--- SUPPLIED MATERIAL ---

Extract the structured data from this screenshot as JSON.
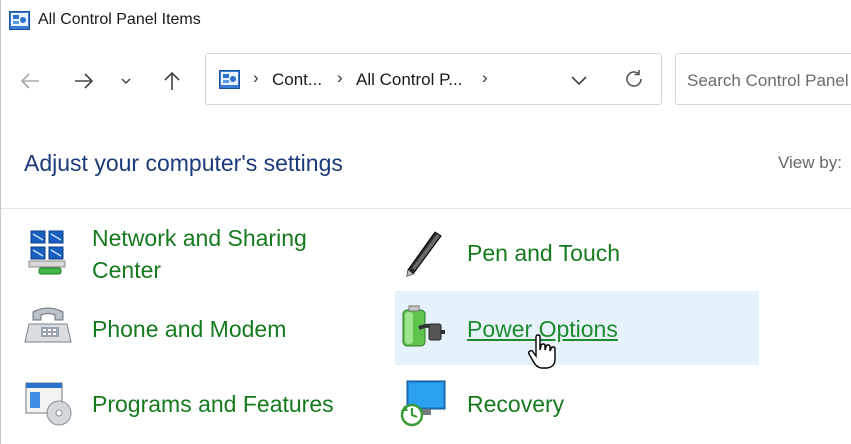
{
  "window": {
    "title": "All Control Panel Items",
    "title_icon": "control-panel-icon"
  },
  "nav": {
    "back_icon": "arrow-left-icon",
    "forward_icon": "arrow-right-icon",
    "recent_icon": "chevron-down-icon",
    "up_icon": "arrow-up-icon"
  },
  "address": {
    "icon": "control-panel-icon",
    "separator": "›",
    "crumbs": [
      "Cont...",
      "All Control P..."
    ],
    "dropdown_icon": "chevron-down-icon",
    "refresh_icon": "refresh-icon"
  },
  "search": {
    "placeholder": "Search Control Panel"
  },
  "header": {
    "heading": "Adjust your computer's settings",
    "view_by_label": "View by:"
  },
  "items": [
    {
      "label_line1": "Network and Sharing",
      "label_line2": "Center",
      "icon": "network-sharing-icon"
    },
    {
      "label": "Pen and Touch",
      "icon": "pen-touch-icon"
    },
    {
      "label": "Phone and Modem",
      "icon": "phone-modem-icon"
    },
    {
      "label": "Power Options",
      "icon": "power-battery-icon",
      "state": "hovered"
    },
    {
      "label": "Programs and Features",
      "icon": "programs-features-icon"
    },
    {
      "label": "Recovery",
      "icon": "recovery-icon"
    }
  ],
  "colors": {
    "heading": "#1a3a7a",
    "link": "#157a1d",
    "hover_bg": "#e5f1fb"
  }
}
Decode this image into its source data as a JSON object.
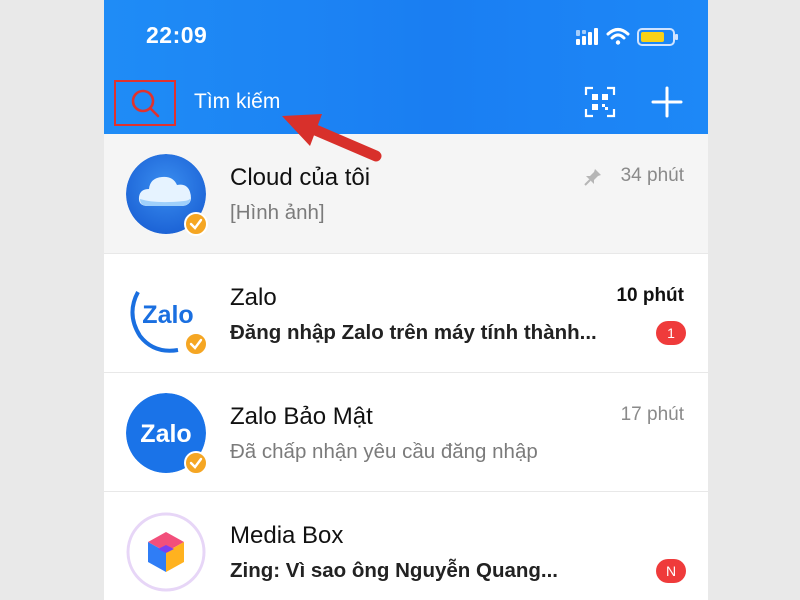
{
  "status_bar": {
    "time": "22:09",
    "icons": [
      "cellular-signal-icon",
      "wifi-icon",
      "battery-icon"
    ],
    "battery_color": "#f7d117"
  },
  "search_bar": {
    "icon": "search-icon",
    "label": "Tìm kiếm",
    "actions": [
      "qr-scan-icon",
      "plus-icon"
    ]
  },
  "colors": {
    "header": "#1a7ef2",
    "highlight_box": "#e0322e",
    "arrow": "#d8302b",
    "unread_badge": "#ef3b3b",
    "verified_badge": "#f5a623"
  },
  "conversations": [
    {
      "name": "Cloud của tôi",
      "preview": "[Hình ảnh]",
      "time": "34 phút",
      "pinned": true,
      "icon": "cloud-icon",
      "verified": true
    },
    {
      "name": "Zalo",
      "preview": "Đăng nhập Zalo trên máy tính thành...",
      "time": "10 phút",
      "badge": "1",
      "verified": true
    },
    {
      "name": "Zalo Bảo Mật",
      "preview": "Đã chấp nhận yêu cầu đăng nhập",
      "time": "17 phút",
      "verified": true
    },
    {
      "name": "Media Box",
      "preview": "Zing: Vì sao ông Nguyễn Quang...",
      "badge": "N",
      "icon": "media-box-icon"
    }
  ],
  "logos": {
    "zalo": "Zalo"
  }
}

---

GIVEN PROBLEM: Using the records above, copy each line that contains "phút".

ANSWER:
      "time": "34 phút",
      "time": "10 phút",
      "time": "17 phút",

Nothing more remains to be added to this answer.